§ Input records
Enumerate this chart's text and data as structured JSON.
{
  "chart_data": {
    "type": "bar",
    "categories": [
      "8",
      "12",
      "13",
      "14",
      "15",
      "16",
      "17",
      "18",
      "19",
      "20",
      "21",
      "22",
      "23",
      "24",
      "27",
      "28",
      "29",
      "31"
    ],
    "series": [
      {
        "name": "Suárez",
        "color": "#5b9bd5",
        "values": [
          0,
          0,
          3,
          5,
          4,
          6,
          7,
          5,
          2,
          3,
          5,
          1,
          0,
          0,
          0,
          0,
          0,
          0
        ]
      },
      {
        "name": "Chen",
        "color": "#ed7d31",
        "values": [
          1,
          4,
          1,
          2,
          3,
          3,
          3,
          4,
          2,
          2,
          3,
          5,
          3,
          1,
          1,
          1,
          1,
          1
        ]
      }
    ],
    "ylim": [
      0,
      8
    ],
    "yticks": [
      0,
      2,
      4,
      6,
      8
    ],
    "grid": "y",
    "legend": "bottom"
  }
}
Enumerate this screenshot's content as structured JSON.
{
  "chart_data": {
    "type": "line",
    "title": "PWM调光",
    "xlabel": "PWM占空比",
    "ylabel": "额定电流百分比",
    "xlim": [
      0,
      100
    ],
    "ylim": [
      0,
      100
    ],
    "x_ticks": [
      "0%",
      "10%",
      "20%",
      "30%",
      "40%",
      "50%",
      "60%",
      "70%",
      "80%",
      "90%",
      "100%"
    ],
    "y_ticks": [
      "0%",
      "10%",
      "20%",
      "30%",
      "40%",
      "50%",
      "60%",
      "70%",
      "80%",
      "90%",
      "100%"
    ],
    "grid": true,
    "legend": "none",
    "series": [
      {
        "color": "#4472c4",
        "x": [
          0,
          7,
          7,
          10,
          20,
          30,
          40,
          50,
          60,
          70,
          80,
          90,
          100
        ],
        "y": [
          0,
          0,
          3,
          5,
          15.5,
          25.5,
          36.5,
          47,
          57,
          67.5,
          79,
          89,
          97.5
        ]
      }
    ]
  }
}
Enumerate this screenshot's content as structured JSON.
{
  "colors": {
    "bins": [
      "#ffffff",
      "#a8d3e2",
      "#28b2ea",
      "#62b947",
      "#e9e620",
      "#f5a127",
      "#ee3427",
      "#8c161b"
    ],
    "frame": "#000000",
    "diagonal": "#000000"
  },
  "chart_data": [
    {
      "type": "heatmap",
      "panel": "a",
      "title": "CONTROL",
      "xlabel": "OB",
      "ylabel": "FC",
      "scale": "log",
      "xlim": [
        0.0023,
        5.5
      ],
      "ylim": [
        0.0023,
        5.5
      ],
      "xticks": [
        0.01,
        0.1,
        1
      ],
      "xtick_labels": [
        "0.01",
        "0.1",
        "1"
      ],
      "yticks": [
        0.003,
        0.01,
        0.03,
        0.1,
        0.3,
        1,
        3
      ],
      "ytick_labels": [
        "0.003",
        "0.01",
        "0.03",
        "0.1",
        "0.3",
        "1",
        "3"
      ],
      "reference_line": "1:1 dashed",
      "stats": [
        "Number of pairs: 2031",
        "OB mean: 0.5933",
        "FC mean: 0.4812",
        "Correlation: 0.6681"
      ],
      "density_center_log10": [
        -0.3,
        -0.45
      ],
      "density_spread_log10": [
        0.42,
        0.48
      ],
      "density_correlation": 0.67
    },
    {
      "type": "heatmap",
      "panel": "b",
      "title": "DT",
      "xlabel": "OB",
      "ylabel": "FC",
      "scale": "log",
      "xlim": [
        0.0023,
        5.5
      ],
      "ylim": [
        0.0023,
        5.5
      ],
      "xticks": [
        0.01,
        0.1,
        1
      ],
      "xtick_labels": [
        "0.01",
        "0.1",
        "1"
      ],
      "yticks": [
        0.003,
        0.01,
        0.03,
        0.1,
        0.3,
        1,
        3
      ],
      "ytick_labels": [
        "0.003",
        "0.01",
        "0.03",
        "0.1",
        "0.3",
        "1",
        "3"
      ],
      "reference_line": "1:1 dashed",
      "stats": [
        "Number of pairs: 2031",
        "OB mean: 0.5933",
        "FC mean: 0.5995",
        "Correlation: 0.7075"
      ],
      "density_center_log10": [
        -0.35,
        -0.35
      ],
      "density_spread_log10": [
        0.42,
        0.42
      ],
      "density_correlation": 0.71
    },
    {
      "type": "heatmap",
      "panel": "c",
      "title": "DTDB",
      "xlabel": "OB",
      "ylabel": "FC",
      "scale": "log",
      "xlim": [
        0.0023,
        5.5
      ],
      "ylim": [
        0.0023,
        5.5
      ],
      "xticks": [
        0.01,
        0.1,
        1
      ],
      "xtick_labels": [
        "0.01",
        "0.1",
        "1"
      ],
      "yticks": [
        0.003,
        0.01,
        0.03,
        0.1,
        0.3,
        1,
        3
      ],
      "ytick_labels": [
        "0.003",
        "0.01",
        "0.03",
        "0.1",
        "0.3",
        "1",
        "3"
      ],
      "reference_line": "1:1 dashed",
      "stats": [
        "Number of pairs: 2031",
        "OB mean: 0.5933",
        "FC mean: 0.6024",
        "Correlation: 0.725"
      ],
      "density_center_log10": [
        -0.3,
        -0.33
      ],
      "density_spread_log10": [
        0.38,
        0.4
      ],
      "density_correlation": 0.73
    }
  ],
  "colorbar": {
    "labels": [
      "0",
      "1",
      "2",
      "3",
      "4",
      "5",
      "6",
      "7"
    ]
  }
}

§ Exercise description
Print all of the entries exactly as they are written.

§ Reply to the task
Enumerate this chart's text and data as structured JSON.
{
  "chart_data": {
    "type": "bar",
    "categories": [
      "8",
      "12",
      "13",
      "14",
      "15",
      "16",
      "17",
      "18",
      "19",
      "20",
      "21",
      "22",
      "23",
      "24",
      "27",
      "28",
      "29",
      "31"
    ],
    "series": [
      {
        "name": "Suárez",
        "color": "#5b9bd5",
        "values": [
          0,
          0,
          3,
          5,
          4,
          6,
          7,
          5,
          2,
          3,
          5,
          1,
          0,
          0,
          0,
          0,
          0,
          0
        ]
      },
      {
        "name": "Chen",
        "color": "#ed7d31",
        "values": [
          1,
          4,
          1,
          2,
          3,
          3,
          3,
          4,
          2,
          2,
          3,
          5,
          3,
          1,
          1,
          1,
          1,
          1
        ]
      }
    ],
    "ylim": [
      0,
      8
    ],
    "yticks": [
      0,
      2,
      4,
      6,
      8
    ],
    "grid": "y",
    "legend": "bottom"
  }
}
Enumerate this screenshot's content as structured JSON.
{
  "chart_data": {
    "type": "line",
    "title": "PWM调光",
    "xlabel": "PWM占空比",
    "ylabel": "额定电流百分比",
    "xlim": [
      0,
      100
    ],
    "ylim": [
      0,
      100
    ],
    "x_ticks": [
      "0%",
      "10%",
      "20%",
      "30%",
      "40%",
      "50%",
      "60%",
      "70%",
      "80%",
      "90%",
      "100%"
    ],
    "y_ticks": [
      "0%",
      "10%",
      "20%",
      "30%",
      "40%",
      "50%",
      "60%",
      "70%",
      "80%",
      "90%",
      "100%"
    ],
    "grid": true,
    "legend": "none",
    "series": [
      {
        "color": "#4472c4",
        "x": [
          0,
          7,
          7,
          10,
          20,
          30,
          40,
          50,
          60,
          70,
          80,
          90,
          100
        ],
        "y": [
          0,
          0,
          3,
          5,
          15.5,
          25.5,
          36.5,
          47,
          57,
          67.5,
          79,
          89,
          97.5
        ]
      }
    ]
  }
}
Enumerate this screenshot's content as structured JSON.
{
  "colors": {
    "bins": [
      "#ffffff",
      "#a8d3e2",
      "#28b2ea",
      "#62b947",
      "#e9e620",
      "#f5a127",
      "#ee3427",
      "#8c161b"
    ],
    "frame": "#000000",
    "diagonal": "#000000"
  },
  "chart_data": [
    {
      "type": "heatmap",
      "panel": "a",
      "title": "CONTROL",
      "xlabel": "OB",
      "ylabel": "FC",
      "scale": "log",
      "xlim": [
        0.0023,
        5.5
      ],
      "ylim": [
        0.0023,
        5.5
      ],
      "xticks": [
        0.01,
        0.1,
        1
      ],
      "xtick_labels": [
        "0.01",
        "0.1",
        "1"
      ],
      "yticks": [
        0.003,
        0.01,
        0.03,
        0.1,
        0.3,
        1,
        3
      ],
      "ytick_labels": [
        "0.003",
        "0.01",
        "0.03",
        "0.1",
        "0.3",
        "1",
        "3"
      ],
      "reference_line": "1:1 dashed",
      "stats": [
        "Number of pairs: 2031",
        "OB mean: 0.5933",
        "FC mean: 0.4812",
        "Correlation: 0.6681"
      ],
      "density_center_log10": [
        -0.3,
        -0.45
      ],
      "density_spread_log10": [
        0.42,
        0.48
      ],
      "density_correlation": 0.67
    },
    {
      "type": "heatmap",
      "panel": "b",
      "title": "DT",
      "xlabel": "OB",
      "ylabel": "FC",
      "scale": "log",
      "xlim": [
        0.0023,
        5.5
      ],
      "ylim": [
        0.0023,
        5.5
      ],
      "xticks": [
        0.01,
        0.1,
        1
      ],
      "xtick_labels": [
        "0.01",
        "0.1",
        "1"
      ],
      "yticks": [
        0.003,
        0.01,
        0.03,
        0.1,
        0.3,
        1,
        3
      ],
      "ytick_labels": [
        "0.003",
        "0.01",
        "0.03",
        "0.1",
        "0.3",
        "1",
        "3"
      ],
      "reference_line": "1:1 dashed",
      "stats": [
        "Number of pairs: 2031",
        "OB mean: 0.5933",
        "FC mean: 0.5995",
        "Correlation: 0.7075"
      ],
      "density_center_log10": [
        -0.35,
        -0.35
      ],
      "density_spread_log10": [
        0.42,
        0.42
      ],
      "density_correlation": 0.71
    },
    {
      "type": "heatmap",
      "panel": "c",
      "title": "DTDB",
      "xlabel": "OB",
      "ylabel": "FC",
      "scale": "log",
      "xlim": [
        0.0023,
        5.5
      ],
      "ylim": [
        0.0023,
        5.5
      ],
      "xticks": [
        0.01,
        0.1,
        1
      ],
      "xtick_labels": [
        "0.01",
        "0.1",
        "1"
      ],
      "yticks": [
        0.003,
        0.01,
        0.03,
        0.1,
        0.3,
        1,
        3
      ],
      "ytick_labels": [
        "0.003",
        "0.01",
        "0.03",
        "0.1",
        "0.3",
        "1",
        "3"
      ],
      "reference_line": "1:1 dashed",
      "stats": [
        "Number of pairs: 2031",
        "OB mean: 0.5933",
        "FC mean: 0.6024",
        "Correlation: 0.725"
      ],
      "density_center_log10": [
        -0.3,
        -0.33
      ],
      "density_spread_log10": [
        0.38,
        0.4
      ],
      "density_correlation": 0.73
    }
  ],
  "colorbar": {
    "labels": [
      "0",
      "1",
      "2",
      "3",
      "4",
      "5",
      "6",
      "7"
    ]
  }
}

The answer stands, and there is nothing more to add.